(Dataset items)

———

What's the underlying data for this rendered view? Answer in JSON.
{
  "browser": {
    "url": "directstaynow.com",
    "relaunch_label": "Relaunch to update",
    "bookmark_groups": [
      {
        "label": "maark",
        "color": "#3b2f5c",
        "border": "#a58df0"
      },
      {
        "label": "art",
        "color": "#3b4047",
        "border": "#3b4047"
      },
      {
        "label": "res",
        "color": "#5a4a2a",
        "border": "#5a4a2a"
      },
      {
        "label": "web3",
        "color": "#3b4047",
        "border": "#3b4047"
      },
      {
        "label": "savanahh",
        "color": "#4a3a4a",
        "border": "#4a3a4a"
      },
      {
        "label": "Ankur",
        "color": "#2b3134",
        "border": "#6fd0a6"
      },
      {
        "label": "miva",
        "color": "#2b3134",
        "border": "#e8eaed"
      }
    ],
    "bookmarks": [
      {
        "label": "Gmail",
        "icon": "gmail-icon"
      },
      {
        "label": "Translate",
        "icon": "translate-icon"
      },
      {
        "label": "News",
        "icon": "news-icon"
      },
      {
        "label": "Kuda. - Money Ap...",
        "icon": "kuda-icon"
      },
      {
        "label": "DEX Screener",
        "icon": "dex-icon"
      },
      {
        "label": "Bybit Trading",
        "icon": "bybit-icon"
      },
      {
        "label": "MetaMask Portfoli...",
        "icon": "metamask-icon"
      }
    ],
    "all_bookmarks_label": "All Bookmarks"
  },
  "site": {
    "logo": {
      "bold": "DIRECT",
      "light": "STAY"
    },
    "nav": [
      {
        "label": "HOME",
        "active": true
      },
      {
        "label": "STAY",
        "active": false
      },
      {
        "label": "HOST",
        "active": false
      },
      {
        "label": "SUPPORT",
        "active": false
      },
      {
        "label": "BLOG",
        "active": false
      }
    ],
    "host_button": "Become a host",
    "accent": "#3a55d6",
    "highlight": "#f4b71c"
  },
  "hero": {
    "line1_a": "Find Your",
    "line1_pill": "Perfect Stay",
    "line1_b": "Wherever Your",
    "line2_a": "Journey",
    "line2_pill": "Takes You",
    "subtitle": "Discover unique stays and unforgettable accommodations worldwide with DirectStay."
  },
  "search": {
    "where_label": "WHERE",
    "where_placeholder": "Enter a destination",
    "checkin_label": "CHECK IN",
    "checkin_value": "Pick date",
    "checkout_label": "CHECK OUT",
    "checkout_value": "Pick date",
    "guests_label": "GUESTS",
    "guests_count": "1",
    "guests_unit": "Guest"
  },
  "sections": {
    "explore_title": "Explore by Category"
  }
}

———

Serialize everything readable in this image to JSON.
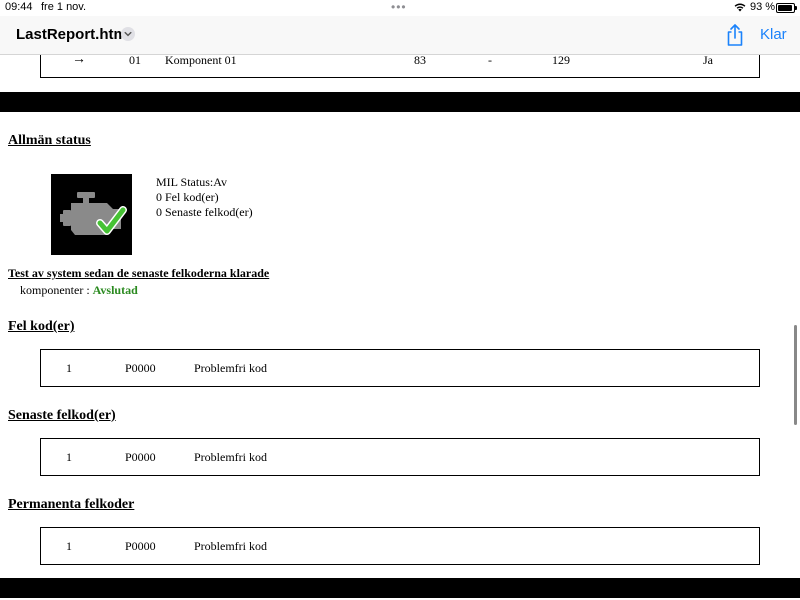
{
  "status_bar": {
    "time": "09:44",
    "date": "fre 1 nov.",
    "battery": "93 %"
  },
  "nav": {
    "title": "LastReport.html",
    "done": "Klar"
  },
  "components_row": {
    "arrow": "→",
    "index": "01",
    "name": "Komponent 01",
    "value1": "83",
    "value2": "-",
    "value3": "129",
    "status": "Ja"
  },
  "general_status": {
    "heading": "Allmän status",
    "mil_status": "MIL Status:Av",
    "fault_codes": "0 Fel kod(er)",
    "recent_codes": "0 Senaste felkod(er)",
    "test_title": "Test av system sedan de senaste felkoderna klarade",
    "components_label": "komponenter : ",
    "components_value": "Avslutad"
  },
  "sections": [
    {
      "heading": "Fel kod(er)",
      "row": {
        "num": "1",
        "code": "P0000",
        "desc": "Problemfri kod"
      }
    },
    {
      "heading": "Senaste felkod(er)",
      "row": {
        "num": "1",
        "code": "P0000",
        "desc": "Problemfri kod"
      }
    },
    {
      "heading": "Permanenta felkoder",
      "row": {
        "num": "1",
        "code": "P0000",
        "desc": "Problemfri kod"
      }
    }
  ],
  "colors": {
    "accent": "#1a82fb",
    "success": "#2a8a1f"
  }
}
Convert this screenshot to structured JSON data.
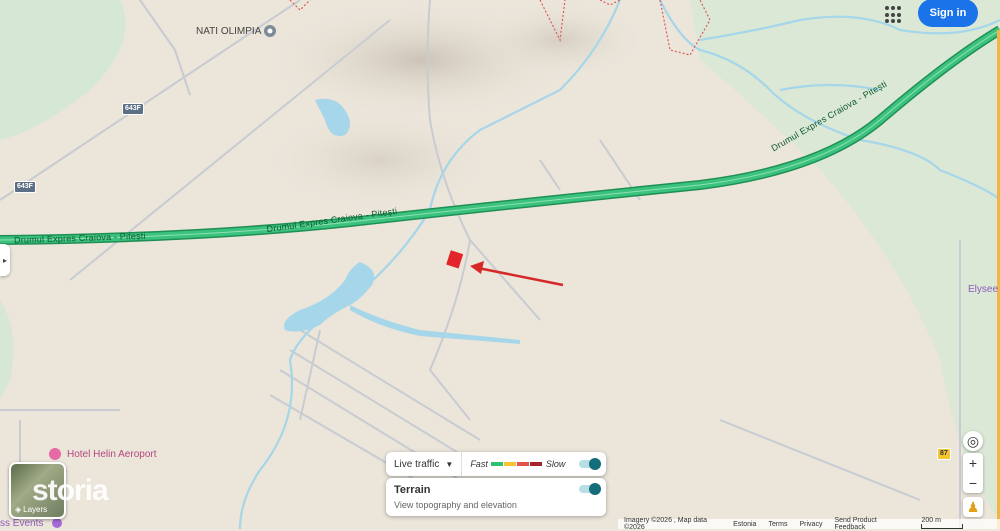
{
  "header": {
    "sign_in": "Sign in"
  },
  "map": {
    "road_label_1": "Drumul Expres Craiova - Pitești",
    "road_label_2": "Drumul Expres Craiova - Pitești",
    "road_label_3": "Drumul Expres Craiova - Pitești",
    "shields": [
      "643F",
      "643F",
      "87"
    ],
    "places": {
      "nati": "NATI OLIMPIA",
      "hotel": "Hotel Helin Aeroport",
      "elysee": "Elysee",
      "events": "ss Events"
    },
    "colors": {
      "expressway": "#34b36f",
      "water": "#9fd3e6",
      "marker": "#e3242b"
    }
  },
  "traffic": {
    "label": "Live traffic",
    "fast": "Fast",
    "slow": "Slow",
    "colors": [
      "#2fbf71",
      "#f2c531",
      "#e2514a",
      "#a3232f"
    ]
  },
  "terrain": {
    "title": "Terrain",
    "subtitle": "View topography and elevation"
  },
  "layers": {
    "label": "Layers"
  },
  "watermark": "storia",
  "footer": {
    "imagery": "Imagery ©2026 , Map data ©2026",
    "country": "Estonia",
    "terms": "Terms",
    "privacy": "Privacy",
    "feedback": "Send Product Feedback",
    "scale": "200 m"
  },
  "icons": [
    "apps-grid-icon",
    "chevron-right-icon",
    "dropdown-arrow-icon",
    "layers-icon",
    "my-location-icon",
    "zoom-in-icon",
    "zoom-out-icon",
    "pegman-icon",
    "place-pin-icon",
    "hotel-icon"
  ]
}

———

* What to work on: All lines above containing the string "Pick" are to be collected.

* Solution below:
    "checkin_value": "Pick date",
    "checkout_value": "Pick date",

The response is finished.